■ Tarefas ■
1. No texto de origem sobre a Nasa, quem foi nomeado para o lugar de Doug Loverro?
2. Cada afirmação a seguir está de acordo com o texto de origem? Responda sim ou não e cite as palavras do texto que decidem. (a) Doug Loverro foi exonerado do cargo de diretor de programas tripulados da Nasa. (b) A nomeação de Kathy Lueders ocorreu numa segunda-feira. (c) O programa Artemis tem como destino levar humanos a Marte.
3. Como fica em inglês esta frase do texto de origem: "O imbroglio envolveu a seleção das empresas para o desenvolvimento do módulo de pouso do programa Artemis, destinado a levar humanos mais uma vez à superfície lunar – segundo a meta imposta pela Casa Branca, até 2024, data que soa menos viável a cada dia que passa."?

Sucesso da SpaceX ofusca terremoto no programa lunar da Nasa

O voo bem-sucedido da SpaceX que restaurou a capacidade americana de levar astronautas à órbita terrestre acabou abafando um terremoto que varreu os bastidores da Nasa, com a exoneração do diretor de programas tripulados da agência espacial americana, Doug Loverro. Na última sexta-feira (12), a organização nomeou, para o lugar dele, Kathy Lueders, até então gerente do programa comercial de envio de tripulação à Estação Espacial Internacional (ISS), numa tentativa de recuperar a confiança perdida.

O imbroglio envolveu a seleção das empresas para o desenvolvimento do módulo de pouso do programa Artemis, destinado a levar humanos mais uma vez à superfície lunar – segundo a meta imposta pela Casa Branca, até 2024, data que soa menos viável a cada dia que passa.

■ Dados armazenados ■
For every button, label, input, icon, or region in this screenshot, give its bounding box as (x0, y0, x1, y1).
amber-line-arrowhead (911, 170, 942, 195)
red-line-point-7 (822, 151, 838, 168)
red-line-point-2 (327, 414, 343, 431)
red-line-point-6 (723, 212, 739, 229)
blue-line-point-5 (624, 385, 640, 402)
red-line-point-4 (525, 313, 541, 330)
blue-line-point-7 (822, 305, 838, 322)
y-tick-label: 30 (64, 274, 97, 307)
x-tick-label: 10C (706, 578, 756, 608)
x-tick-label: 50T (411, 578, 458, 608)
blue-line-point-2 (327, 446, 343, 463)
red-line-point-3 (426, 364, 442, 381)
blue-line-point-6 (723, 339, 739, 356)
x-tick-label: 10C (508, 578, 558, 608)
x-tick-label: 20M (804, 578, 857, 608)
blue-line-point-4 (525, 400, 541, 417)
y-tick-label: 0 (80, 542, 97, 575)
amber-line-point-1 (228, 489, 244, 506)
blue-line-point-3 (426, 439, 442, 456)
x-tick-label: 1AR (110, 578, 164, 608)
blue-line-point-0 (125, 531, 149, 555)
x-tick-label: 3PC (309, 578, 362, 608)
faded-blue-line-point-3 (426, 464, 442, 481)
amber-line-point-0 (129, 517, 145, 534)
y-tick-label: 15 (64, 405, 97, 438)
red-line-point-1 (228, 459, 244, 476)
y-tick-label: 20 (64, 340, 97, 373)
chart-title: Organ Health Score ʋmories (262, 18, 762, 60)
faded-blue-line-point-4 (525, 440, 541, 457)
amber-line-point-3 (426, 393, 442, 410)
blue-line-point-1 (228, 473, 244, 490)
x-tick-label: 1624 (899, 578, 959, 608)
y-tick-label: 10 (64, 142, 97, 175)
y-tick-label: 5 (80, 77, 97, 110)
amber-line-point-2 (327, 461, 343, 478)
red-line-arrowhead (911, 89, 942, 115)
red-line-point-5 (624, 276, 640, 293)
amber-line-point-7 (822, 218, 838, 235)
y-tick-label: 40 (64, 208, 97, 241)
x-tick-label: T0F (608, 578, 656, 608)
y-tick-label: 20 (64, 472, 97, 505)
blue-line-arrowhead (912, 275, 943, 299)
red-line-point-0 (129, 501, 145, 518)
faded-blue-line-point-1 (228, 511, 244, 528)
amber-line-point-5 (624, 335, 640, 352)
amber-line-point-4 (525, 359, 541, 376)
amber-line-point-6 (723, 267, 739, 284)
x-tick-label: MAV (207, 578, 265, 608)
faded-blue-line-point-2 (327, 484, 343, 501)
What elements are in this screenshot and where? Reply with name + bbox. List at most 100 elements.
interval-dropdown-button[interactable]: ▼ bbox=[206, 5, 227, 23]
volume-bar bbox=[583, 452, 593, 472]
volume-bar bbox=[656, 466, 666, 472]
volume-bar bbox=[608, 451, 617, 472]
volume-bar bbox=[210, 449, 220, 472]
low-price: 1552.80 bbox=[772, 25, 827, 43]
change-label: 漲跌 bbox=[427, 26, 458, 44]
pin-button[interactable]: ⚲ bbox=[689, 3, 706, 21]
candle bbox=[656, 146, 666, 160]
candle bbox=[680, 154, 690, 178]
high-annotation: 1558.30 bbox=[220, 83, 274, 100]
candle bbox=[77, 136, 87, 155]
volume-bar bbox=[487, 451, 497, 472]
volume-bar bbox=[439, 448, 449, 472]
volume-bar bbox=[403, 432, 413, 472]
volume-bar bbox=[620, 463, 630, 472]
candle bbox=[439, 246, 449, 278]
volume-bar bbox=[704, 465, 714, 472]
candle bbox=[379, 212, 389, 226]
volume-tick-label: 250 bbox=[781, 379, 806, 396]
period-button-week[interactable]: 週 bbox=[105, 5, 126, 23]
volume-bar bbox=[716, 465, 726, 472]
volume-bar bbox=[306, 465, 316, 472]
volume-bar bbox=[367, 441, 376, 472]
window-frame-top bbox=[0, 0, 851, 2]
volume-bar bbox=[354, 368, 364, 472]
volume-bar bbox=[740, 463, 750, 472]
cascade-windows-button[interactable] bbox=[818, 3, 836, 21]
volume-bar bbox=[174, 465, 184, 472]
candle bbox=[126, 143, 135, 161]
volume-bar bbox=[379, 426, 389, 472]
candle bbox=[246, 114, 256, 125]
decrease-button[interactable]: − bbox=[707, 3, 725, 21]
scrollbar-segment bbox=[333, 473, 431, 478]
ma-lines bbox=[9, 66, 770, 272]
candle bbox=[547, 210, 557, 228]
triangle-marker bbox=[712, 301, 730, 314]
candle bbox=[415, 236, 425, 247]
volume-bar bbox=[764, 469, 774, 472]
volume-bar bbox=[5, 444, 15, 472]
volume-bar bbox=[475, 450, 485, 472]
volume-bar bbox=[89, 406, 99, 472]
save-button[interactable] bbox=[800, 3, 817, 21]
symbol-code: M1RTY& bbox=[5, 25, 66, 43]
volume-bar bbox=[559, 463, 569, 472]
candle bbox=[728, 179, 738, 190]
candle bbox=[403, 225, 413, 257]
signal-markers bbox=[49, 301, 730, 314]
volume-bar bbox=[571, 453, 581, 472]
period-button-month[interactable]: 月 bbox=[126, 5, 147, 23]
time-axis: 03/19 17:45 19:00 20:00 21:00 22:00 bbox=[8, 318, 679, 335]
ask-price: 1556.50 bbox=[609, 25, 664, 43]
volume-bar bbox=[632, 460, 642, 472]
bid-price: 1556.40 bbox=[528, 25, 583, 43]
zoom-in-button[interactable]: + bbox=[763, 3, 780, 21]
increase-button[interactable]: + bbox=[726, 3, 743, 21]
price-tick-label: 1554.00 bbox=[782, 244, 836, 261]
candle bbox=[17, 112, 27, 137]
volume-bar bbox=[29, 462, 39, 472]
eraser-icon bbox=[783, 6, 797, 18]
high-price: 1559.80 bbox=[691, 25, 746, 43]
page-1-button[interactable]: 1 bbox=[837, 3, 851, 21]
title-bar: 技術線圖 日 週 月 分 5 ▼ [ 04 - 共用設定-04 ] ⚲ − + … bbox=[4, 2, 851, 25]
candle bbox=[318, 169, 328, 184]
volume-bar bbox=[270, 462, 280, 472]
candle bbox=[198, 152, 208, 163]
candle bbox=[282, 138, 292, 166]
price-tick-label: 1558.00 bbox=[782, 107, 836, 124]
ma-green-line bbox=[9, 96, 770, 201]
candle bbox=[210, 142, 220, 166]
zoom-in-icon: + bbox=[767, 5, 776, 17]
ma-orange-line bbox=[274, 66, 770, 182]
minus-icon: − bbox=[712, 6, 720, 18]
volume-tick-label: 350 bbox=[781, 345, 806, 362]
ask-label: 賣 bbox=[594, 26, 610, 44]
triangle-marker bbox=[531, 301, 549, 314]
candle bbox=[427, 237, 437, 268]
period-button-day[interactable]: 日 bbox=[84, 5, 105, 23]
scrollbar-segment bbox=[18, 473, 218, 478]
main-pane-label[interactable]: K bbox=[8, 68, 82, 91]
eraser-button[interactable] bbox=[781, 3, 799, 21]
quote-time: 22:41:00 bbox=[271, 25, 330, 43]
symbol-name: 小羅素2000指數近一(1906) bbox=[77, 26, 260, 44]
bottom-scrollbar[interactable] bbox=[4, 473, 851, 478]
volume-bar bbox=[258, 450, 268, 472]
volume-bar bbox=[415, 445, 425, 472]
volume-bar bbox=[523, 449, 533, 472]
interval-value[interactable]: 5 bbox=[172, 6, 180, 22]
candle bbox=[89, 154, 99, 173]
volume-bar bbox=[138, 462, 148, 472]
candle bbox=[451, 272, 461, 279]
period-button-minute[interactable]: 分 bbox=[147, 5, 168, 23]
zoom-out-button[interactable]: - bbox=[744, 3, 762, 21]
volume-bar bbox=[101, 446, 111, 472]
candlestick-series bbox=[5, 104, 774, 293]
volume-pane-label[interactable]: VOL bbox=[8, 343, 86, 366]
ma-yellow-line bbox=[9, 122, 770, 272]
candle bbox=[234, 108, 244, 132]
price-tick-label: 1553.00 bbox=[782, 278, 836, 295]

■ Respostas ■
1. Kathy Lueders, até então gerente do programa comercial de envio de tripulação à Estação Espacial Internacional (ISS).

2.
(a) Sim: "com a exoneração do diretor de programas tripulados da agência espacial americana, Doug Loverro".
(b) Não: "Na última sexta-feira (12), a organização nomeou, para o lugar dele, Kathy Lueders".
(c) Não: "destinado a levar humanos mais uma vez à superfície lunar".

3. The imbroglio involved the selection of the companies to develop the landing module for the Artemis program, which is intended to take humans to the lunar surface once again – according to the goal set by the White House, by 2024, a date that sounds less feasible with each passing day.